→ EXERCISE TASK
Please copy every line of the records below that holds the word "minutes".

[RECORDS SHOWN start]

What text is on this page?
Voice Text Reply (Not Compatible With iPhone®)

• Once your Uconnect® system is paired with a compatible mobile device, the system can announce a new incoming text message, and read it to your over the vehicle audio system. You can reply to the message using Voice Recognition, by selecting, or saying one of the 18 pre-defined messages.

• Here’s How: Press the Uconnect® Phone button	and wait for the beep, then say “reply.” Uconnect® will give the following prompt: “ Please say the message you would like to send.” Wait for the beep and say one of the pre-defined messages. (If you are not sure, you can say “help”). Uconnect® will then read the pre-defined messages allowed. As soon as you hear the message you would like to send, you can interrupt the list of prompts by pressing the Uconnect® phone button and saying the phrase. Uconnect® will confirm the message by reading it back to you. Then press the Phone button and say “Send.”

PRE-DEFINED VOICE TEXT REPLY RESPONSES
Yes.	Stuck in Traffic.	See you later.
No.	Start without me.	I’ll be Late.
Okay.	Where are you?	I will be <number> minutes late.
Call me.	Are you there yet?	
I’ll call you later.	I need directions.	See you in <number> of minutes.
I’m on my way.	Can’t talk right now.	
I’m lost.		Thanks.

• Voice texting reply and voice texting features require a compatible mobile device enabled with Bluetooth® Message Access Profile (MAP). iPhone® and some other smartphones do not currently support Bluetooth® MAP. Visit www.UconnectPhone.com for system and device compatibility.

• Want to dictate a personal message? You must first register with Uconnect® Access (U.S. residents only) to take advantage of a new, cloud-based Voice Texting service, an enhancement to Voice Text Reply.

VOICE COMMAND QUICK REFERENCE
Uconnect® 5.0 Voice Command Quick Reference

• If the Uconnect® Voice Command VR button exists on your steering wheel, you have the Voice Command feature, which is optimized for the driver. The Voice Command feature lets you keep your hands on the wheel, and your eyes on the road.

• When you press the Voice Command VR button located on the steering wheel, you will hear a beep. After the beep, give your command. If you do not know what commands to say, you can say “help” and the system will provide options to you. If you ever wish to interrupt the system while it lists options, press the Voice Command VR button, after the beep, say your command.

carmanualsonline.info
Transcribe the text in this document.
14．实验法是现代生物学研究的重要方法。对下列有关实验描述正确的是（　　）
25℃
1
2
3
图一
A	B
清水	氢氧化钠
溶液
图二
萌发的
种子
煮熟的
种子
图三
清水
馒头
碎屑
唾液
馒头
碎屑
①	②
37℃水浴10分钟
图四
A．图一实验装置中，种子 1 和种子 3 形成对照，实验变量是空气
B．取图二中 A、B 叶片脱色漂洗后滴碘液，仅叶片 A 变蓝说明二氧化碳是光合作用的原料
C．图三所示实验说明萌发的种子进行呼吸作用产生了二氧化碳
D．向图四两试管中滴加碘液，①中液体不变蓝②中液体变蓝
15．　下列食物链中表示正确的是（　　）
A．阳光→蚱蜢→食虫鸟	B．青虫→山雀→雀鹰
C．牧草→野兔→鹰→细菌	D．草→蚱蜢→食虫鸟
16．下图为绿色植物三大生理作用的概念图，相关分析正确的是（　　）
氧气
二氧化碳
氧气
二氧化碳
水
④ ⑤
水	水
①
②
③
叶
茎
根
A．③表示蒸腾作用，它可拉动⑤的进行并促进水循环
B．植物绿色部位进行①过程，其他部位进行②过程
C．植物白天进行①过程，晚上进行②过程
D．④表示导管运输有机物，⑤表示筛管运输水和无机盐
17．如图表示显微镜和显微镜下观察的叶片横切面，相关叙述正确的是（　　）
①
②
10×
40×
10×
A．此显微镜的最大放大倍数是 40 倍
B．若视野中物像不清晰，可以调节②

[RECORDS SHOWN end]

→ SOLUTION BELOW
Okay.	Where are you?	I will be <number> minutes late.
I’ll call you later.	I need directions.	See you in <number> of minutes.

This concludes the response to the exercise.